## STATED TASK
Print out the material that follows word for word.

## MATERIAL PROVIDED

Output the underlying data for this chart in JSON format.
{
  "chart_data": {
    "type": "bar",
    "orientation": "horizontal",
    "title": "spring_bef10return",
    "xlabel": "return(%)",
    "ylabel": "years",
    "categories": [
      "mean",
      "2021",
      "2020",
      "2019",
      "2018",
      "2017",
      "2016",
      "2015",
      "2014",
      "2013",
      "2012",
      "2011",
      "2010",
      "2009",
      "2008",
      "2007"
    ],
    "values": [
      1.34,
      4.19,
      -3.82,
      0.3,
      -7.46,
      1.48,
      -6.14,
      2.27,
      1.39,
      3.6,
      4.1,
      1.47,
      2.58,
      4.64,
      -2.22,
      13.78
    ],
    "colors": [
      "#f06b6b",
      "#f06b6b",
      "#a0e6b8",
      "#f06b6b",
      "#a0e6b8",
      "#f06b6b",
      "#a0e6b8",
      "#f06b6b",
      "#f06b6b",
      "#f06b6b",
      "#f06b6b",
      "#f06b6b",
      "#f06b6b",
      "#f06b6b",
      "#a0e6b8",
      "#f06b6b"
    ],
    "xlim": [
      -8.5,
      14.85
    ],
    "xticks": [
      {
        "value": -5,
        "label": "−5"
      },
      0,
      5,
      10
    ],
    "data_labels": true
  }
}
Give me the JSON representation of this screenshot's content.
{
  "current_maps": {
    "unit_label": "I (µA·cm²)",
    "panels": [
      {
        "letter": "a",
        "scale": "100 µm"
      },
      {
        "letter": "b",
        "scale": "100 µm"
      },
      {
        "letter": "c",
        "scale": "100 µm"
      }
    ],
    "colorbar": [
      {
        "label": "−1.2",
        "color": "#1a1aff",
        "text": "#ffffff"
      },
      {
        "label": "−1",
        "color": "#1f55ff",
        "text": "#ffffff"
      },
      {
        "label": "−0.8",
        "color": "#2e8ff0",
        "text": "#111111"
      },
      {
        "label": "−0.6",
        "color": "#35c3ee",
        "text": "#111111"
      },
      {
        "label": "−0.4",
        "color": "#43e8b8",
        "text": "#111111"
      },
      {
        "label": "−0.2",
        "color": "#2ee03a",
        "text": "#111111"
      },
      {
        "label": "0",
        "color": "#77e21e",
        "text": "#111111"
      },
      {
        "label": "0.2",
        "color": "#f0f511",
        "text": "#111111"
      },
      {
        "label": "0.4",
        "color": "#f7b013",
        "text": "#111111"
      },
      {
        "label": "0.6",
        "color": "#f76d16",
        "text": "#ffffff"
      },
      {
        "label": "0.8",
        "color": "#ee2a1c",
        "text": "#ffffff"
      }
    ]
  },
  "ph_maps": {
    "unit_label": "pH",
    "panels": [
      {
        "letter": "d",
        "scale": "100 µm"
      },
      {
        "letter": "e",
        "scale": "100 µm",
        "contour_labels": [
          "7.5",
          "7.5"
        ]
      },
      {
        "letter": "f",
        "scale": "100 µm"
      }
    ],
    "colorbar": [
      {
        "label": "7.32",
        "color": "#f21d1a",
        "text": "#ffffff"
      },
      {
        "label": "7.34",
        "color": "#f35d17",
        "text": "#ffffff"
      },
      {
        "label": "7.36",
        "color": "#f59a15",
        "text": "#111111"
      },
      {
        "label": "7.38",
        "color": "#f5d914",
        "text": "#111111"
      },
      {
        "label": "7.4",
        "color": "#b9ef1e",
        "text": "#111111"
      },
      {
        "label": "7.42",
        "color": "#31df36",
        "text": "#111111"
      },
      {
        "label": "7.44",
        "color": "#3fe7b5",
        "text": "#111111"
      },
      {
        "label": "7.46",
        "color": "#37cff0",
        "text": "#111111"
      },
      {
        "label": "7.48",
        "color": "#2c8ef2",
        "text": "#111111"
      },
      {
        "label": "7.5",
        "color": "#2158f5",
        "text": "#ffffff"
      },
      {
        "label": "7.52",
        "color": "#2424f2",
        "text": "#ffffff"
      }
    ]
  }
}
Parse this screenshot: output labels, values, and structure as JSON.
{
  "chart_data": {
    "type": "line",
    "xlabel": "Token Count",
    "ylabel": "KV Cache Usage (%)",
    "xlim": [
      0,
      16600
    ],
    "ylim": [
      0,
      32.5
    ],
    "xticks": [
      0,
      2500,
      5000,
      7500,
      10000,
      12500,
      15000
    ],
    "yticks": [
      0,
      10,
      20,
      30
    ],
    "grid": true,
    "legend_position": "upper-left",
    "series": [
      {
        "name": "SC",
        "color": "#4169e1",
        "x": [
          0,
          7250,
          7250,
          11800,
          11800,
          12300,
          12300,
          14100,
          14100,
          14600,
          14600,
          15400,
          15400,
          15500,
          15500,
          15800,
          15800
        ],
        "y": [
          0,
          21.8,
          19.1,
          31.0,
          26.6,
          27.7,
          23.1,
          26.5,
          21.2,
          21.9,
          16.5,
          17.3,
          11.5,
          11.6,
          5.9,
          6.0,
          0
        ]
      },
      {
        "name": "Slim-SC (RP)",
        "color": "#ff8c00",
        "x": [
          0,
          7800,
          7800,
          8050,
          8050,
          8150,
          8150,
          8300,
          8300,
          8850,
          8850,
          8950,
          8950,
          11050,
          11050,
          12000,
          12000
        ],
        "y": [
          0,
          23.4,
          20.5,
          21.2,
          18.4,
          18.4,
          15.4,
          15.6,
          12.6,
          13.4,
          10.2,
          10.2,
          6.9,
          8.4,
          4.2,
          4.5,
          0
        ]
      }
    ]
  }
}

## OUTPUT FOR THIS EXERCISE
Output the underlying data for this chart in JSON format.
{
  "chart_data": {
    "type": "bar",
    "orientation": "horizontal",
    "title": "spring_bef10return",
    "xlabel": "return(%)",
    "ylabel": "years",
    "categories": [
      "mean",
      "2021",
      "2020",
      "2019",
      "2018",
      "2017",
      "2016",
      "2015",
      "2014",
      "2013",
      "2012",
      "2011",
      "2010",
      "2009",
      "2008",
      "2007"
    ],
    "values": [
      1.34,
      4.19,
      -3.82,
      0.3,
      -7.46,
      1.48,
      -6.14,
      2.27,
      1.39,
      3.6,
      4.1,
      1.47,
      2.58,
      4.64,
      -2.22,
      13.78
    ],
    "colors": [
      "#f06b6b",
      "#f06b6b",
      "#a0e6b8",
      "#f06b6b",
      "#a0e6b8",
      "#f06b6b",
      "#a0e6b8",
      "#f06b6b",
      "#f06b6b",
      "#f06b6b",
      "#f06b6b",
      "#f06b6b",
      "#f06b6b",
      "#f06b6b",
      "#a0e6b8",
      "#f06b6b"
    ],
    "xlim": [
      -8.5,
      14.85
    ],
    "xticks": [
      {
        "value": -5,
        "label": "−5"
      },
      0,
      5,
      10
    ],
    "data_labels": true
  }
}
Give me the JSON representation of this screenshot's content.
{
  "current_maps": {
    "unit_label": "I (µA·cm²)",
    "panels": [
      {
        "letter": "a",
        "scale": "100 µm"
      },
      {
        "letter": "b",
        "scale": "100 µm"
      },
      {
        "letter": "c",
        "scale": "100 µm"
      }
    ],
    "colorbar": [
      {
        "label": "−1.2",
        "color": "#1a1aff",
        "text": "#ffffff"
      },
      {
        "label": "−1",
        "color": "#1f55ff",
        "text": "#ffffff"
      },
      {
        "label": "−0.8",
        "color": "#2e8ff0",
        "text": "#111111"
      },
      {
        "label": "−0.6",
        "color": "#35c3ee",
        "text": "#111111"
      },
      {
        "label": "−0.4",
        "color": "#43e8b8",
        "text": "#111111"
      },
      {
        "label": "−0.2",
        "color": "#2ee03a",
        "text": "#111111"
      },
      {
        "label": "0",
        "color": "#77e21e",
        "text": "#111111"
      },
      {
        "label": "0.2",
        "color": "#f0f511",
        "text": "#111111"
      },
      {
        "label": "0.4",
        "color": "#f7b013",
        "text": "#111111"
      },
      {
        "label": "0.6",
        "color": "#f76d16",
        "text": "#ffffff"
      },
      {
        "label": "0.8",
        "color": "#ee2a1c",
        "text": "#ffffff"
      }
    ]
  },
  "ph_maps": {
    "unit_label": "pH",
    "panels": [
      {
        "letter": "d",
        "scale": "100 µm"
      },
      {
        "letter": "e",
        "scale": "100 µm",
        "contour_labels": [
          "7.5",
          "7.5"
        ]
      },
      {
        "letter": "f",
        "scale": "100 µm"
      }
    ],
    "colorbar": [
      {
        "label": "7.32",
        "color": "#f21d1a",
        "text": "#ffffff"
      },
      {
        "label": "7.34",
        "color": "#f35d17",
        "text": "#ffffff"
      },
      {
        "label": "7.36",
        "color": "#f59a15",
        "text": "#111111"
      },
      {
        "label": "7.38",
        "color": "#f5d914",
        "text": "#111111"
      },
      {
        "label": "7.4",
        "color": "#b9ef1e",
        "text": "#111111"
      },
      {
        "label": "7.42",
        "color": "#31df36",
        "text": "#111111"
      },
      {
        "label": "7.44",
        "color": "#3fe7b5",
        "text": "#111111"
      },
      {
        "label": "7.46",
        "color": "#37cff0",
        "text": "#111111"
      },
      {
        "label": "7.48",
        "color": "#2c8ef2",
        "text": "#111111"
      },
      {
        "label": "7.5",
        "color": "#2158f5",
        "text": "#ffffff"
      },
      {
        "label": "7.52",
        "color": "#2424f2",
        "text": "#ffffff"
      }
    ]
  }
}
Parse this screenshot: output labels, values, and structure as JSON.
{
  "chart_data": {
    "type": "line",
    "xlabel": "Token Count",
    "ylabel": "KV Cache Usage (%)",
    "xlim": [
      0,
      16600
    ],
    "ylim": [
      0,
      32.5
    ],
    "xticks": [
      0,
      2500,
      5000,
      7500,
      10000,
      12500,
      15000
    ],
    "yticks": [
      0,
      10,
      20,
      30
    ],
    "grid": true,
    "legend_position": "upper-left",
    "series": [
      {
        "name": "SC",
        "color": "#4169e1",
        "x": [
          0,
          7250,
          7250,
          11800,
          11800,
          12300,
          12300,
          14100,
          14100,
          14600,
          14600,
          15400,
          15400,
          15500,
          15500,
          15800,
          15800
        ],
        "y": [
          0,
          21.8,
          19.1,
          31.0,
          26.6,
          27.7,
          23.1,
          26.5,
          21.2,
          21.9,
          16.5,
          17.3,
          11.5,
          11.6,
          5.9,
          6.0,
          0
        ]
      },
      {
        "name": "Slim-SC (RP)",
        "color": "#ff8c00",
        "x": [
          0,
          7800,
          7800,
          8050,
          8050,
          8150,
          8150,
          8300,
          8300,
          8850,
          8850,
          8950,
          8950,
          11050,
          11050,
          12000,
          12000
        ],
        "y": [
          0,
          23.4,
          20.5,
          21.2,
          18.4,
          18.4,
          15.4,
          15.6,
          12.6,
          13.4,
          10.2,
          10.2,
          6.9,
          8.4,
          4.2,
          4.5,
          0
        ]
      }
    ]
  }
}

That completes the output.